* **Objective**
Copy out the lines that include the word "frac".

* **Data excerpts**
* START *

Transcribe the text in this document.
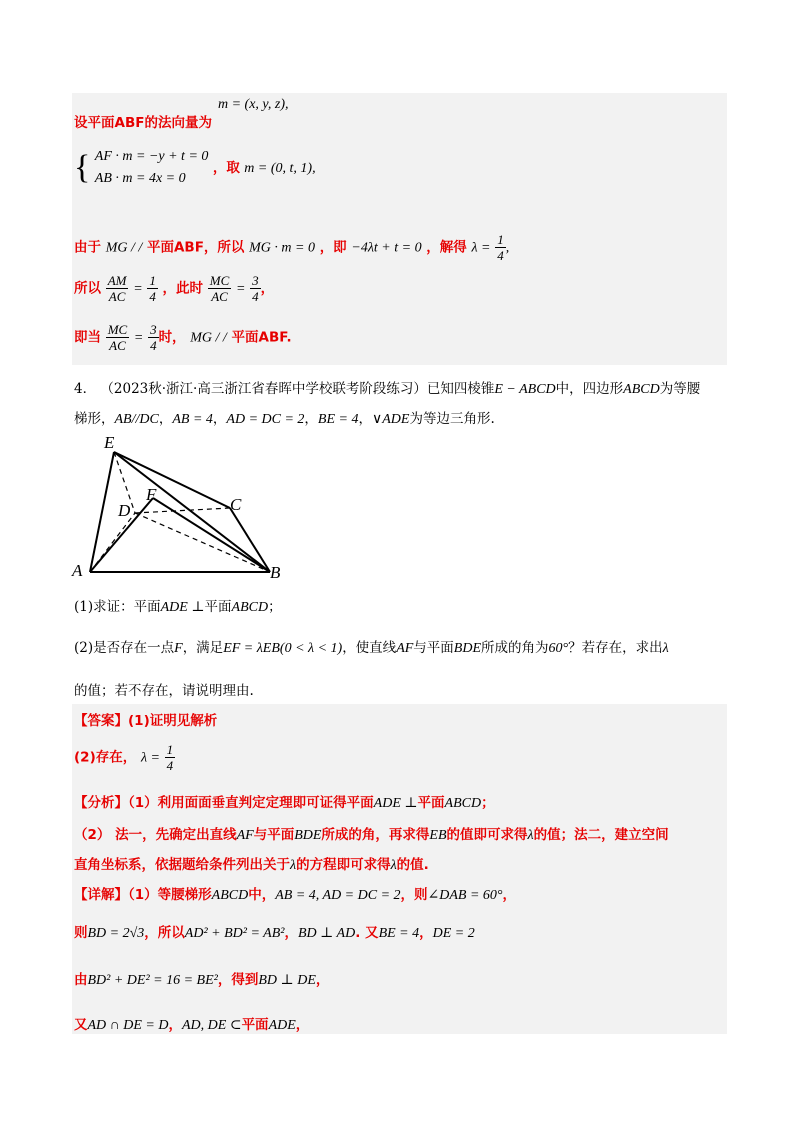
m = (x, y, z),
设平面ABF的法向量为
{ AF · m = −y + t = 0
AB · m = 4x = 0
，取 m = (0, t, 1),
由于 MG / / 平面ABF，所以 MG · m = 0 ，即 −4λt + t = 0 ，解得 $\lambda = \frac{1}{4}$ ,
所以 $\frac{AM}{AC} = \frac{1}{4}$ ，此时 $\frac{MC}{AC} = \frac{3}{4}$ ，
即当 $\frac{MC}{AC} = \frac{3}{4}$ 时， MG / / 平面ABF.
4． （2023秋·浙江·高三浙江省春晖中学校联考阶段练习）已知四棱锥E − ABCD中，四边形ABCD为等腰
梯形，AB//DC，AB = 4，AD = DC = 2，BE = 4，∨ADE为等边三角形.
E
F
D	C
A	B
(1)求证：平面ADE ⊥平面ABCD；
(2)是否存在一点F，满足EF = λEB(0 < λ < 1)，使直线AF与平面BDE所成的角为60°？若存在，求出λ
的值；若不存在，请说明理由.
【答案】(1)证明见解析
(2)存在， $\lambda = \frac{1}{4}$
【分析】（1）利用面面垂直判定定理即可证得平面ADE ⊥平面ABCD；
（2） 法一，先确定出直线AF与平面BDE所成的角，再求得EB的值即可求得λ的值；法二，建立空间
直角坐标系，依据题给条件列出关于λ的方程即可求得λ的值.
【详解】（1）等腰梯形ABCD中，AB = 4, AD = DC = 2，则∠DAB = 60°，
则BD = 2√3，所以AD² + BD² = AB²，BD ⊥ AD. 又BE = 4，DE = 2
由BD² + DE² = 16 = BE²，得到BD ⊥ DE，
又AD ∩ DE = D，AD, DE ⊂平面ADE，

* END *

* **The completed task**
由于 MG / / 平面ABF，所以 MG · m = 0 ，即 −4λt + t = 0 ，解得 $\lambda = \frac{1}{4}$ ,
所以 $\frac{AM}{AC} = \frac{1}{4}$ ，此时 $\frac{MC}{AC} = \frac{3}{4}$ ，
即当 $\frac{MC}{AC} = \frac{3}{4}$ 时， MG / / 平面ABF.
(2)存在， $\lambda = \frac{1}{4}$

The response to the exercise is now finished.